[Dataset records]
================================
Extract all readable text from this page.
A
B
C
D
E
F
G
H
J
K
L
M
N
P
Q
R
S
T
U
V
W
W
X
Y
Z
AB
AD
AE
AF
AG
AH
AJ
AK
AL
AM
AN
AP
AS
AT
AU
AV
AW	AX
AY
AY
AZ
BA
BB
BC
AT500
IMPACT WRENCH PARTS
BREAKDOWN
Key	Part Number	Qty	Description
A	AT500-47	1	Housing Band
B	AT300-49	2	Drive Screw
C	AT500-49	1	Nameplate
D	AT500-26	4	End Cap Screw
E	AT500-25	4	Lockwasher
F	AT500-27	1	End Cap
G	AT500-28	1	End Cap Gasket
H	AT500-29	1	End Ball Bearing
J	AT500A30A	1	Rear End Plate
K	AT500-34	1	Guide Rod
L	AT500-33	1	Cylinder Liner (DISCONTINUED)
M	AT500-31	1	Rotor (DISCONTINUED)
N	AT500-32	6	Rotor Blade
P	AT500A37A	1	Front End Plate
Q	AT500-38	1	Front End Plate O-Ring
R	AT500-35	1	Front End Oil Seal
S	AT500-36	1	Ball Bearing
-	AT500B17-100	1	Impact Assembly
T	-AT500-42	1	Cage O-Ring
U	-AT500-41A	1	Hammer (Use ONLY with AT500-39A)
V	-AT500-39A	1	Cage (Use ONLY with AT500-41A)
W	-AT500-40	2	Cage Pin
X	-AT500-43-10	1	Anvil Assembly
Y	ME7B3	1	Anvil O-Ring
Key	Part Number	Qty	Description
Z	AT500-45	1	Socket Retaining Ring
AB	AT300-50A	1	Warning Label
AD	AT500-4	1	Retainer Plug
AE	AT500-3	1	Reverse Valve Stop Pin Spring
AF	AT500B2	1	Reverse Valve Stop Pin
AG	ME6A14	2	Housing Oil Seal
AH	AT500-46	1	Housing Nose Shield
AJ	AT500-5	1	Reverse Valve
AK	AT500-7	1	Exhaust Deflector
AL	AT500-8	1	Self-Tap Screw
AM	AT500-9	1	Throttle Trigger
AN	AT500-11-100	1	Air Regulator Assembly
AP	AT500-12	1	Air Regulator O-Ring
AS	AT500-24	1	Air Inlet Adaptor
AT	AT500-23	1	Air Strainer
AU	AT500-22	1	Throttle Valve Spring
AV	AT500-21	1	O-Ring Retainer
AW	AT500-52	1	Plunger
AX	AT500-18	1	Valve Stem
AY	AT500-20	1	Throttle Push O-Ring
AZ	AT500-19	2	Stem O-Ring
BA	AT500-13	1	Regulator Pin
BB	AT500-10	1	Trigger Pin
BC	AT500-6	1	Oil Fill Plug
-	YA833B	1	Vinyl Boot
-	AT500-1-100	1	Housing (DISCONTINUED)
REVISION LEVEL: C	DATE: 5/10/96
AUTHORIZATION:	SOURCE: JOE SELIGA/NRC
================================
Each record must be returned exactly as it is written.

### [RESULT FOR THIS EXERCISE]
Extract all readable text from this page.
A
B
C
D
E
F
G
H
J
K
L
M
N
P
Q
R
S
T
U
V
W
W
X
Y
Z
AB
AD
AE
AF
AG
AH
AJ
AK
AL
AM
AN
AP
AS
AT
AU
AV
AW	AX
AY
AY
AZ
BA
BB
BC
AT500
IMPACT WRENCH PARTS
BREAKDOWN
Key	Part Number	Qty	Description
A	AT500-47	1	Housing Band
B	AT300-49	2	Drive Screw
C	AT500-49	1	Nameplate
D	AT500-26	4	End Cap Screw
E	AT500-25	4	Lockwasher
F	AT500-27	1	End Cap
G	AT500-28	1	End Cap Gasket
H	AT500-29	1	End Ball Bearing
J	AT500A30A	1	Rear End Plate
K	AT500-34	1	Guide Rod
L	AT500-33	1	Cylinder Liner (DISCONTINUED)
M	AT500-31	1	Rotor (DISCONTINUED)
N	AT500-32	6	Rotor Blade
P	AT500A37A	1	Front End Plate
Q	AT500-38	1	Front End Plate O-Ring
R	AT500-35	1	Front End Oil Seal
S	AT500-36	1	Ball Bearing
-	AT500B17-100	1	Impact Assembly
T	-AT500-42	1	Cage O-Ring
U	-AT500-41A	1	Hammer (Use ONLY with AT500-39A)
V	-AT500-39A	1	Cage (Use ONLY with AT500-41A)
W	-AT500-40	2	Cage Pin
X	-AT500-43-10	1	Anvil Assembly
Y	ME7B3	1	Anvil O-Ring
Key	Part Number	Qty	Description
Z	AT500-45	1	Socket Retaining Ring
AB	AT300-50A	1	Warning Label
AD	AT500-4	1	Retainer Plug
AE	AT500-3	1	Reverse Valve Stop Pin Spring
AF	AT500B2	1	Reverse Valve Stop Pin
AG	ME6A14	2	Housing Oil Seal
AH	AT500-46	1	Housing Nose Shield
AJ	AT500-5	1	Reverse Valve
AK	AT500-7	1	Exhaust Deflector
AL	AT500-8	1	Self-Tap Screw
AM	AT500-9	1	Throttle Trigger
AN	AT500-11-100	1	Air Regulator Assembly
AP	AT500-12	1	Air Regulator O-Ring
AS	AT500-24	1	Air Inlet Adaptor
AT	AT500-23	1	Air Strainer
AU	AT500-22	1	Throttle Valve Spring
AV	AT500-21	1	O-Ring Retainer
AW	AT500-52	1	Plunger
AX	AT500-18	1	Valve Stem
AY	AT500-20	1	Throttle Push O-Ring
AZ	AT500-19	2	Stem O-Ring
BA	AT500-13	1	Regulator Pin
BB	AT500-10	1	Trigger Pin
BC	AT500-6	1	Oil Fill Plug
-	YA833B	1	Vinyl Boot
-	AT500-1-100	1	Housing (DISCONTINUED)
REVISION LEVEL: C	DATE: 5/10/96
AUTHORIZATION:	SOURCE: JOE SELIGA/NRC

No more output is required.